Source data

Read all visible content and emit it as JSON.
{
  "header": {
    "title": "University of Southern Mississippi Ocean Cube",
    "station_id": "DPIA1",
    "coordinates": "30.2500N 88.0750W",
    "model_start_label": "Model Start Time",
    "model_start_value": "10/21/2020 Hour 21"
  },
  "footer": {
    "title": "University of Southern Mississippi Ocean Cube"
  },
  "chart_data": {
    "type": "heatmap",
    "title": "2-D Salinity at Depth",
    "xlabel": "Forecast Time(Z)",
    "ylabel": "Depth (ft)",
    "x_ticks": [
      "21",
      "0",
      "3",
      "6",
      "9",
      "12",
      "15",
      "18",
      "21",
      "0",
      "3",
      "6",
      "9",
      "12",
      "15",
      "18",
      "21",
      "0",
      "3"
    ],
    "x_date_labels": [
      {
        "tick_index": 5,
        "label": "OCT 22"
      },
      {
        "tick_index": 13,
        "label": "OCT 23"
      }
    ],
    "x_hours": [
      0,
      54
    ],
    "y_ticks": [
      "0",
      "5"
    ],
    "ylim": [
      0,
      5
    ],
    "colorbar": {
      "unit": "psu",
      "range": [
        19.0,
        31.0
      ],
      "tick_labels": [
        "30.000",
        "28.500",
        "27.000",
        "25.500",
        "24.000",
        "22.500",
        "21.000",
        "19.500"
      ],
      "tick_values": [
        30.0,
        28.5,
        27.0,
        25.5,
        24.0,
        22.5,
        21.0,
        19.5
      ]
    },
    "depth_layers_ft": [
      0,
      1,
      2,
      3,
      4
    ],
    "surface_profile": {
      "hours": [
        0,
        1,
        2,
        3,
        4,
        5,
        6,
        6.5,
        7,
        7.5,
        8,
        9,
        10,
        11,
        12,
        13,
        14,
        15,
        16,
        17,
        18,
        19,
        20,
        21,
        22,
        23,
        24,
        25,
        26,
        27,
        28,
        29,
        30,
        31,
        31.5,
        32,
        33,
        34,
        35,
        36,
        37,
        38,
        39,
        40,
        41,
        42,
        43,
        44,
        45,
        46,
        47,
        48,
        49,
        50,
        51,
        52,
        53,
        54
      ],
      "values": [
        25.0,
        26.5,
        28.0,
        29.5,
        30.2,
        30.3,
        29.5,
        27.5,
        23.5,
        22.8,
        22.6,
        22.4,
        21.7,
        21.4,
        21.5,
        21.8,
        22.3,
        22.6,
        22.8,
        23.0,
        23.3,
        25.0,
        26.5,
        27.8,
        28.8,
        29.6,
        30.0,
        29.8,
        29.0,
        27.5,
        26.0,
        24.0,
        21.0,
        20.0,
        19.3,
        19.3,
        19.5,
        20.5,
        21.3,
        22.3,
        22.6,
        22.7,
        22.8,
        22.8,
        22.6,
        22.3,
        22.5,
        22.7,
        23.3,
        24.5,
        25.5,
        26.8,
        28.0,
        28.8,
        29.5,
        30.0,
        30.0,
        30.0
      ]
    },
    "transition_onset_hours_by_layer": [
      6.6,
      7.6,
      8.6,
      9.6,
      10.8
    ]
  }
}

— THE REQUEST —
Write the data back out verbatim.

— SOLUTION TO THIS TASK —
Read all visible content and emit it as JSON.
{
  "header": {
    "title": "University of Southern Mississippi Ocean Cube",
    "station_id": "DPIA1",
    "coordinates": "30.2500N 88.0750W",
    "model_start_label": "Model Start Time",
    "model_start_value": "10/21/2020 Hour 21"
  },
  "footer": {
    "title": "University of Southern Mississippi Ocean Cube"
  },
  "chart_data": {
    "type": "heatmap",
    "title": "2-D Salinity at Depth",
    "xlabel": "Forecast Time(Z)",
    "ylabel": "Depth (ft)",
    "x_ticks": [
      "21",
      "0",
      "3",
      "6",
      "9",
      "12",
      "15",
      "18",
      "21",
      "0",
      "3",
      "6",
      "9",
      "12",
      "15",
      "18",
      "21",
      "0",
      "3"
    ],
    "x_date_labels": [
      {
        "tick_index": 5,
        "label": "OCT 22"
      },
      {
        "tick_index": 13,
        "label": "OCT 23"
      }
    ],
    "x_hours": [
      0,
      54
    ],
    "y_ticks": [
      "0",
      "5"
    ],
    "ylim": [
      0,
      5
    ],
    "colorbar": {
      "unit": "psu",
      "range": [
        19.0,
        31.0
      ],
      "tick_labels": [
        "30.000",
        "28.500",
        "27.000",
        "25.500",
        "24.000",
        "22.500",
        "21.000",
        "19.500"
      ],
      "tick_values": [
        30.0,
        28.5,
        27.0,
        25.5,
        24.0,
        22.5,
        21.0,
        19.5
      ]
    },
    "depth_layers_ft": [
      0,
      1,
      2,
      3,
      4
    ],
    "surface_profile": {
      "hours": [
        0,
        1,
        2,
        3,
        4,
        5,
        6,
        6.5,
        7,
        7.5,
        8,
        9,
        10,
        11,
        12,
        13,
        14,
        15,
        16,
        17,
        18,
        19,
        20,
        21,
        22,
        23,
        24,
        25,
        26,
        27,
        28,
        29,
        30,
        31,
        31.5,
        32,
        33,
        34,
        35,
        36,
        37,
        38,
        39,
        40,
        41,
        42,
        43,
        44,
        45,
        46,
        47,
        48,
        49,
        50,
        51,
        52,
        53,
        54
      ],
      "values": [
        25.0,
        26.5,
        28.0,
        29.5,
        30.2,
        30.3,
        29.5,
        27.5,
        23.5,
        22.8,
        22.6,
        22.4,
        21.7,
        21.4,
        21.5,
        21.8,
        22.3,
        22.6,
        22.8,
        23.0,
        23.3,
        25.0,
        26.5,
        27.8,
        28.8,
        29.6,
        30.0,
        29.8,
        29.0,
        27.5,
        26.0,
        24.0,
        21.0,
        20.0,
        19.3,
        19.3,
        19.5,
        20.5,
        21.3,
        22.3,
        22.6,
        22.7,
        22.8,
        22.8,
        22.6,
        22.3,
        22.5,
        22.7,
        23.3,
        24.5,
        25.5,
        26.8,
        28.0,
        28.8,
        29.5,
        30.0,
        30.0,
        30.0
      ]
    },
    "transition_onset_hours_by_layer": [
      6.6,
      7.6,
      8.6,
      9.6,
      10.8
    ]
  }
}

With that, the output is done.